#### [WHAT YOU WILL DO]
The exercise asks you to copy every line below in which "JSON" appears.
▼▼▼
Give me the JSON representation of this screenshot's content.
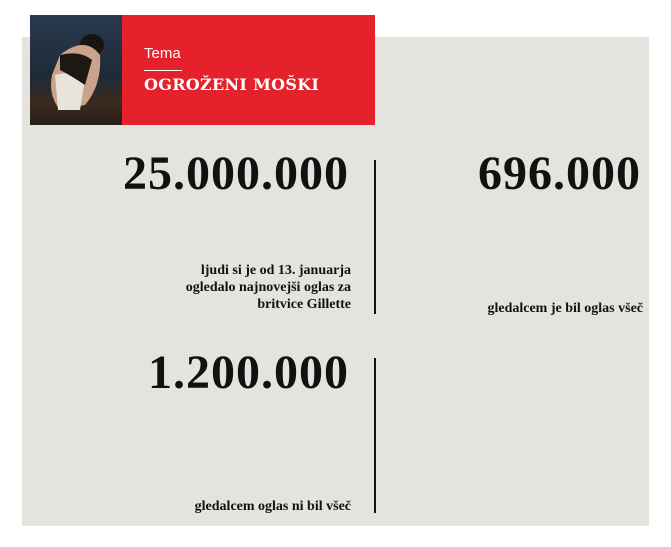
{
  "header": {
    "kicker": "Tema",
    "title": "OGROŽENI MOŠKI"
  },
  "stats": [
    {
      "value": "25.000.000",
      "caption": [
        "ljudi si je od 13. januarja",
        "ogledalo najnovejši oglas za",
        "britvice Gillette"
      ]
    },
    {
      "value": "696.000",
      "caption": [
        "gledalcem je bil oglas všeč"
      ]
    },
    {
      "value": "1.200.000",
      "caption": [
        "gledalcem oglas ni bil všeč"
      ]
    }
  ],
  "colors": {
    "accent": "#e5212b",
    "background": "#e4e3de",
    "text": "#111111"
  }
}
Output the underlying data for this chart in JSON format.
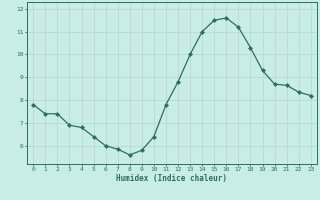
{
  "x": [
    0,
    1,
    2,
    3,
    4,
    5,
    6,
    7,
    8,
    9,
    10,
    11,
    12,
    13,
    14,
    15,
    16,
    17,
    18,
    19,
    20,
    21,
    22,
    23
  ],
  "y": [
    7.8,
    7.4,
    7.4,
    6.9,
    6.8,
    6.4,
    6.0,
    5.85,
    5.6,
    5.8,
    6.4,
    7.8,
    8.8,
    10.0,
    11.0,
    11.5,
    11.6,
    11.2,
    10.3,
    9.3,
    8.7,
    8.65,
    8.35,
    8.2
  ],
  "xlabel": "Humidex (Indice chaleur)",
  "ylim": [
    5.2,
    12.3
  ],
  "xlim": [
    -0.5,
    23.5
  ],
  "bg_color": "#c8ece8",
  "line_color": "#2d6e63",
  "grid_color": "#b8d8d4",
  "tick_color": "#2d6e63",
  "xlabel_color": "#2d6e63",
  "ytick_labels": [
    "6",
    "7",
    "8",
    "9",
    "10",
    "11",
    "12"
  ],
  "ytick_values": [
    6,
    7,
    8,
    9,
    10,
    11,
    12
  ],
  "xtick_values": [
    0,
    1,
    2,
    3,
    4,
    5,
    6,
    7,
    8,
    9,
    10,
    11,
    12,
    13,
    14,
    15,
    16,
    17,
    18,
    19,
    20,
    21,
    22,
    23
  ]
}
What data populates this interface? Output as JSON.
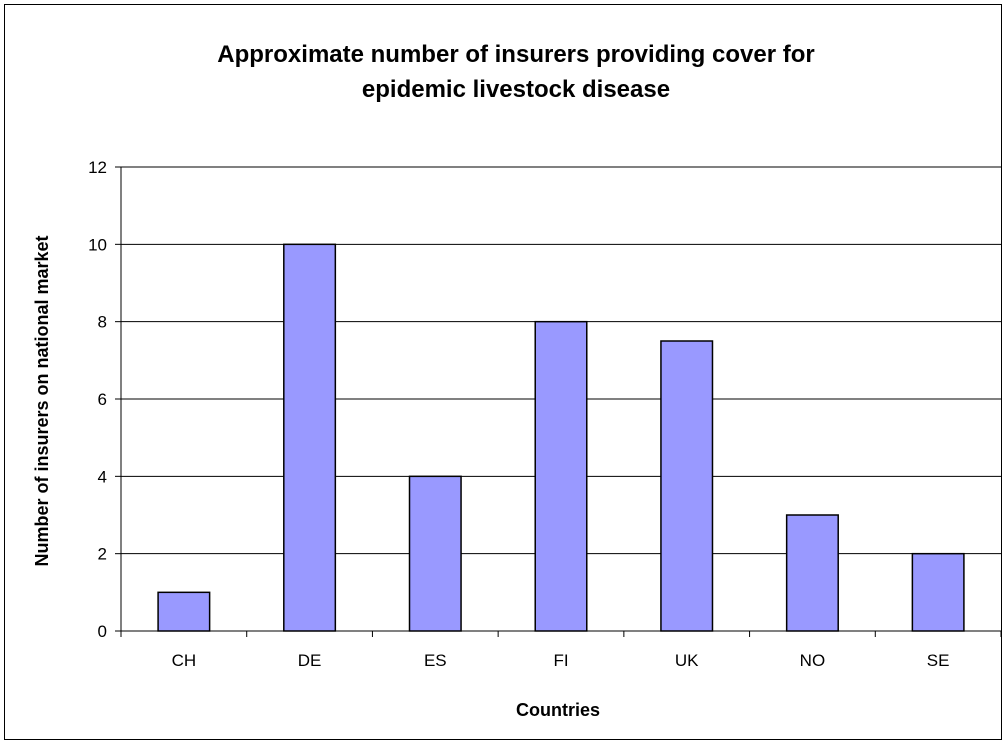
{
  "chart_data": {
    "type": "bar",
    "title_lines": [
      "Approximate number of insurers providing cover for",
      "epidemic livestock disease"
    ],
    "xlabel": "Countries",
    "ylabel": "Number of insurers on national market",
    "categories": [
      "CH",
      "DE",
      "ES",
      "FI",
      "UK",
      "NO",
      "SE"
    ],
    "values": [
      1,
      10,
      4,
      8,
      7.5,
      3,
      2
    ],
    "ylim": [
      0,
      12
    ],
    "yticks": [
      0,
      2,
      4,
      6,
      8,
      10,
      12
    ],
    "grid": true,
    "legend": "none",
    "colors": {
      "bar": "#9999ff",
      "bar_edge": "#000000",
      "grid": "#000000",
      "axis": "#000000"
    }
  }
}
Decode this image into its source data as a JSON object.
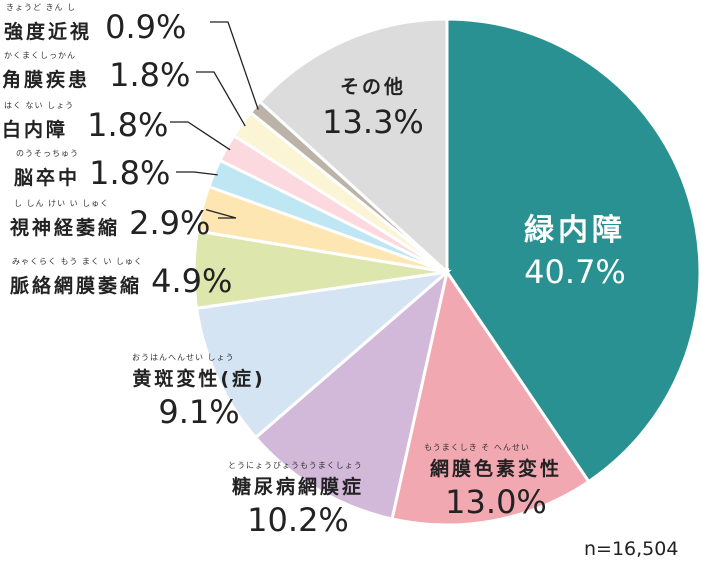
{
  "chart_data": {
    "type": "pie",
    "note": "n=16,504",
    "slices": [
      {
        "label": "緑内障",
        "ruby": "",
        "value": 40.7,
        "value_label": "40.7%",
        "color": "#2a9192"
      },
      {
        "label": "網膜色素変性",
        "ruby": "もうまくしき そ へんせい",
        "value": 13.0,
        "value_label": "13.0%",
        "color": "#f2a8b1"
      },
      {
        "label": "糖尿病網膜症",
        "ruby": "とうにょうびょうもうまくしょう",
        "value": 10.2,
        "value_label": "10.2%",
        "color": "#d2b8d9"
      },
      {
        "label": "黄斑変性(症)",
        "ruby": "おうはんへんせい しょう",
        "value": 9.1,
        "value_label": "9.1%",
        "color": "#d5e4f2"
      },
      {
        "label": "脈絡網膜萎縮",
        "ruby": "みゃくらく もう まく い しゅく",
        "value": 4.9,
        "value_label": "4.9%",
        "color": "#dde6ad"
      },
      {
        "label": "視神経萎縮",
        "ruby": "し しん けい い しゅく",
        "value": 2.9,
        "value_label": "2.9%",
        "color": "#fde6b2"
      },
      {
        "label": "脳卒中",
        "ruby": "のうそっちゅう",
        "value": 1.8,
        "value_label": "1.8%",
        "color": "#bfe6f3"
      },
      {
        "label": "白内障",
        "ruby": "はく ない しょう",
        "value": 1.8,
        "value_label": "1.8%",
        "color": "#fbd9df"
      },
      {
        "label": "角膜疾患",
        "ruby": "かくまくしっかん",
        "value": 1.8,
        "value_label": "1.8%",
        "color": "#fbf5d6"
      },
      {
        "label": "強度近視",
        "ruby": "きょうど きん し",
        "value": 0.9,
        "value_label": "0.9%",
        "color": "#bbb3a8"
      },
      {
        "label": "その他",
        "ruby": "",
        "value": 13.3,
        "value_label": "13.3%",
        "color": "#dcdcdc"
      }
    ]
  }
}
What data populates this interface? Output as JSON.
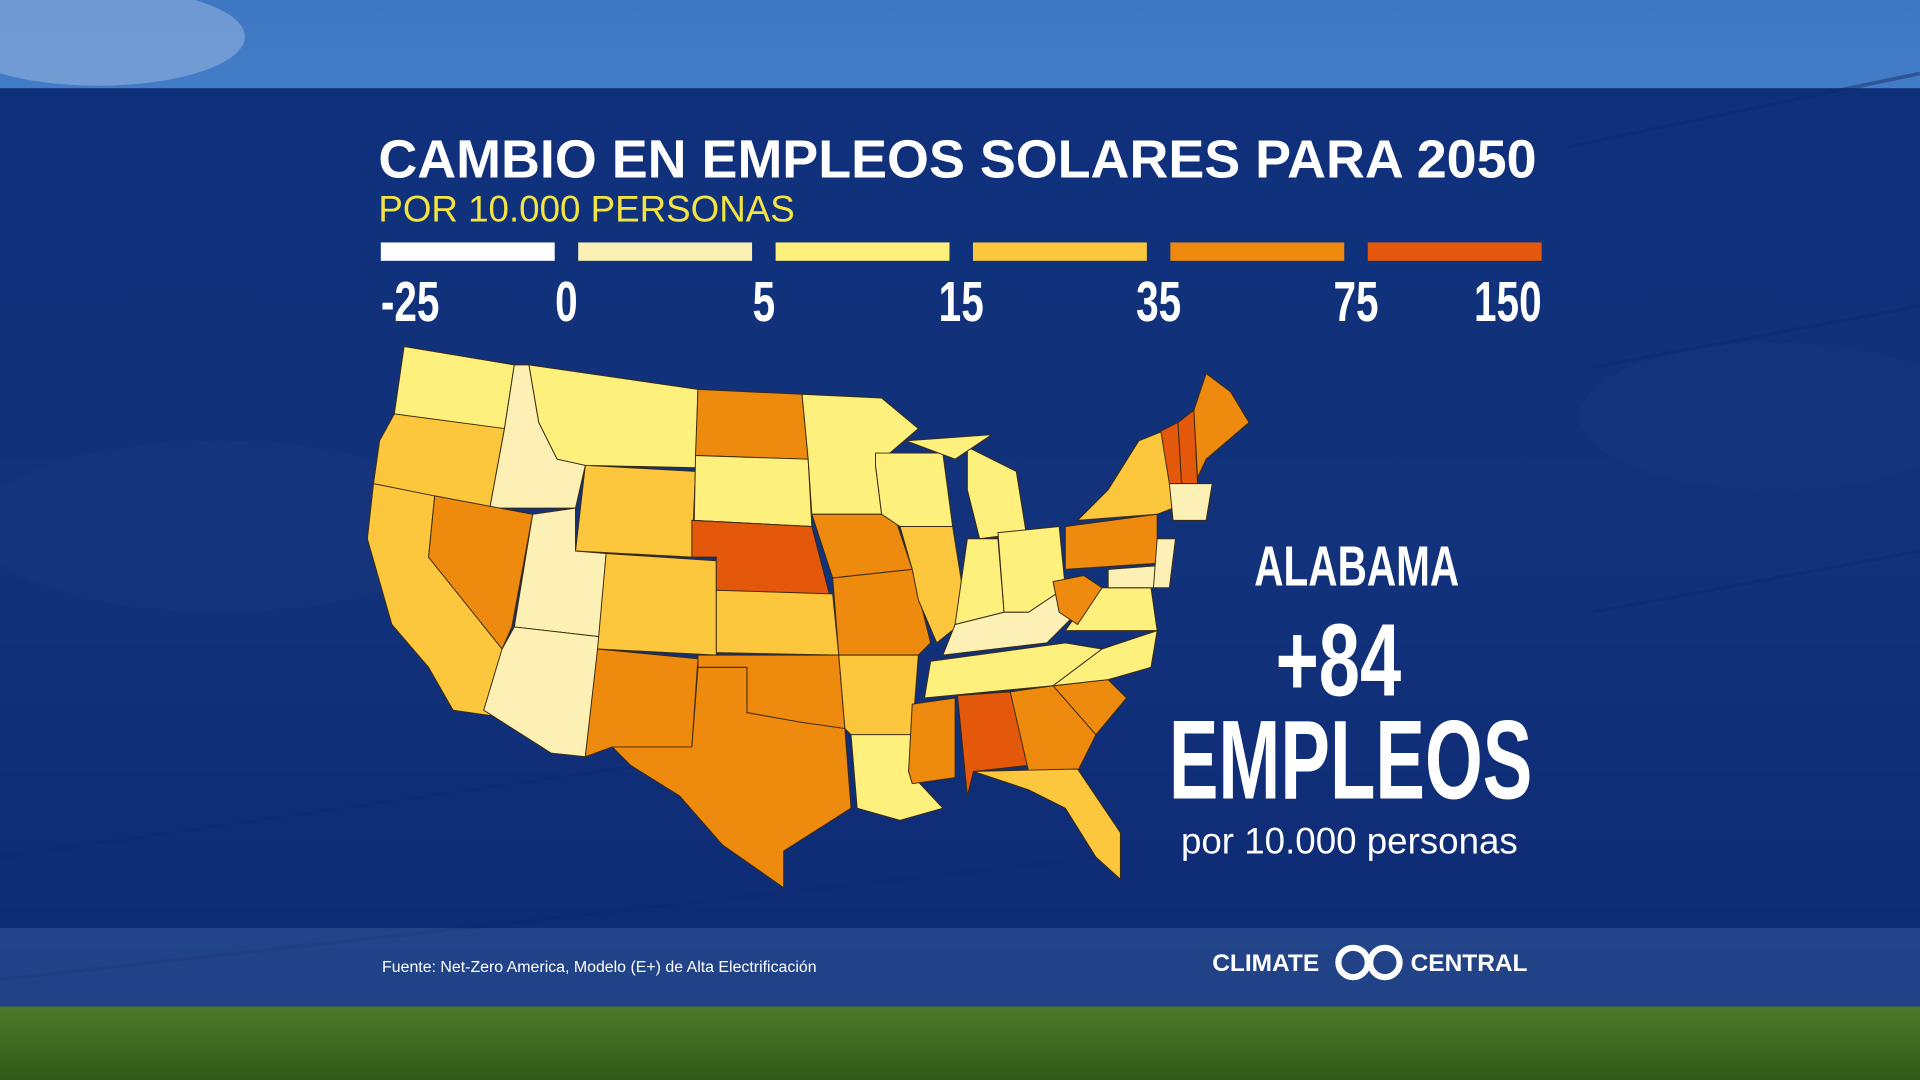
{
  "header": {
    "title": "CAMBIO EN EMPLEOS SOLARES PARA 2050",
    "subtitle": "POR 10.000 PERSONAS"
  },
  "legend": {
    "ticks": [
      -25,
      0,
      5,
      15,
      35,
      75,
      150
    ],
    "colors": [
      "#ffffff",
      "#fdf0b4",
      "#fdf07c",
      "#fcc73c",
      "#ee8b0f",
      "#e3580b"
    ]
  },
  "callout": {
    "state": "ALABAMA",
    "value": 84,
    "value_label": "+84",
    "unit": "EMPLEOS",
    "note": "por 10.000 personas"
  },
  "footer": {
    "source": "Fuente: Net-Zero America, Modelo (E+) de Alta Electrificación",
    "logo_left": "CLIMATE",
    "logo_right": "CENTRAL"
  }
}
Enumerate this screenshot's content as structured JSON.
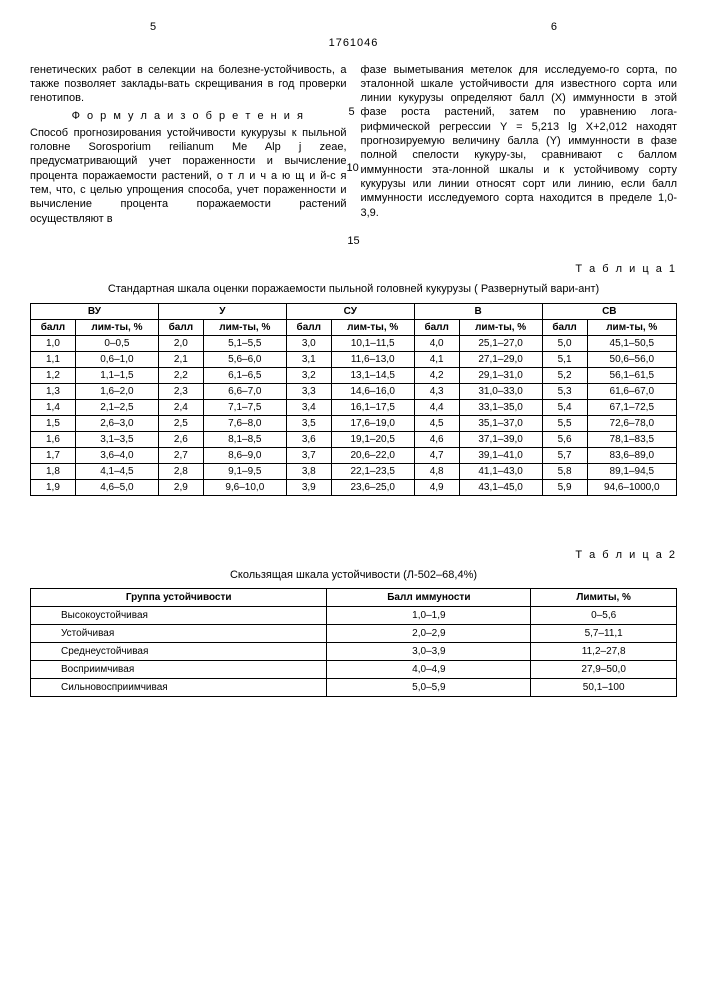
{
  "pageLeft": "5",
  "pageRight": "6",
  "docNum": "1761046",
  "leftCol": {
    "p1": "генетических работ в селекции на болезне-устойчивость, а также позволяет заклады-вать скрещивания в год проверки генотипов.",
    "formulaTitle": "Ф о р м у л а  и з о б р е т е н и я",
    "p2": "Способ прогнозирования устойчивости кукурузы к пыльной головне Sorosporium reilianum Me Alp j zeae, предусматривающий учет пораженности и вычисление процента поражаемости растений, о т л и ч а ю щ и й-с я тем, что, с целью упрощения способа, учет пораженности и вычисление процента поражаемости растений осуществляют в"
  },
  "rightCol": {
    "p1": "фазе выметывания метелок для исследуемо-го сорта, по эталонной шкале устойчивости для известного сорта или линии кукурузы определяют балл (X) иммунности в этой фазе роста растений, затем по уравнению лога-рифмической регрессии Y = 5,213 lg X+2,012 находят прогнозируемую величину балла (Y) иммунности в фазе полной спелости кукуру-зы, сравнивают с баллом иммунности эта-лонной шкалы и к устойчивому сорту кукурузы или линии относят сорт или линию, если балл иммунности исследуемого сорта находится в пределе 1,0-3,9.",
    "marginNums": [
      "5",
      "10"
    ]
  },
  "midNum": "15",
  "table1": {
    "label": "Т а б л и ц а 1",
    "caption": "Стандартная шкала оценки поражаемости пыльной головней кукурузы ( Развернутый вари-ант)",
    "groups": [
      "ВУ",
      "У",
      "СУ",
      "В",
      "СВ"
    ],
    "sub": [
      "балл",
      "лим-ты, %"
    ],
    "rows": [
      [
        "1,0",
        "0–0,5",
        "2,0",
        "5,1–5,5",
        "3,0",
        "10,1–11,5",
        "4,0",
        "25,1–27,0",
        "5,0",
        "45,1–50,5"
      ],
      [
        "1,1",
        "0,6–1,0",
        "2,1",
        "5,6–6,0",
        "3,1",
        "11,6–13,0",
        "4,1",
        "27,1–29,0",
        "5,1",
        "50,6–56,0"
      ],
      [
        "1,2",
        "1,1–1,5",
        "2,2",
        "6,1–6,5",
        "3,2",
        "13,1–14,5",
        "4,2",
        "29,1–31,0",
        "5,2",
        "56,1–61,5"
      ],
      [
        "1,3",
        "1,6–2,0",
        "2,3",
        "6,6–7,0",
        "3,3",
        "14,6–16,0",
        "4,3",
        "31,0–33,0",
        "5,3",
        "61,6–67,0"
      ],
      [
        "1,4",
        "2,1–2,5",
        "2,4",
        "7,1–7,5",
        "3,4",
        "16,1–17,5",
        "4,4",
        "33,1–35,0",
        "5,4",
        "67,1–72,5"
      ],
      [
        "1,5",
        "2,6–3,0",
        "2,5",
        "7,6–8,0",
        "3,5",
        "17,6–19,0",
        "4,5",
        "35,1–37,0",
        "5,5",
        "72,6–78,0"
      ],
      [
        "1,6",
        "3,1–3,5",
        "2,6",
        "8,1–8,5",
        "3,6",
        "19,1–20,5",
        "4,6",
        "37,1–39,0",
        "5,6",
        "78,1–83,5"
      ],
      [
        "1,7",
        "3,6–4,0",
        "2,7",
        "8,6–9,0",
        "3,7",
        "20,6–22,0",
        "4,7",
        "39,1–41,0",
        "5,7",
        "83,6–89,0"
      ],
      [
        "1,8",
        "4,1–4,5",
        "2,8",
        "9,1–9,5",
        "3,8",
        "22,1–23,5",
        "4,8",
        "41,1–43,0",
        "5,8",
        "89,1–94,5"
      ],
      [
        "1,9",
        "4,6–5,0",
        "2,9",
        "9,6–10,0",
        "3,9",
        "23,6–25,0",
        "4,9",
        "43,1–45,0",
        "5,9",
        "94,6–1000,0"
      ]
    ]
  },
  "table2": {
    "label": "Т а б л и ц а 2",
    "caption": "Скользящая шкала устойчивости (Л-502–68,4%)",
    "headers": [
      "Группа устойчивости",
      "Балл иммуности",
      "Лимиты, %"
    ],
    "rows": [
      [
        "Высокоустойчивая",
        "1,0–1,9",
        "0–5,6"
      ],
      [
        "Устойчивая",
        "2,0–2,9",
        "5,7–11,1"
      ],
      [
        "Среднеустойчивая",
        "3,0–3,9",
        "11,2–27,8"
      ],
      [
        "Восприимчивая",
        "4,0–4,9",
        "27,9–50,0"
      ],
      [
        "Сильновосприимчивая",
        "5,0–5,9",
        "50,1–100"
      ]
    ]
  }
}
▲▲▲
#### [FULL RESPONSE]
Give me the JSON representation of this screenshot's content.
Output the underlying data for this chart in JSON format.
What data populates this interface? Output as JSON.
Decode this image into its source data as a JSON object.
What data populates this interface? Output as JSON.
Enumerate this screenshot's content as structured JSON.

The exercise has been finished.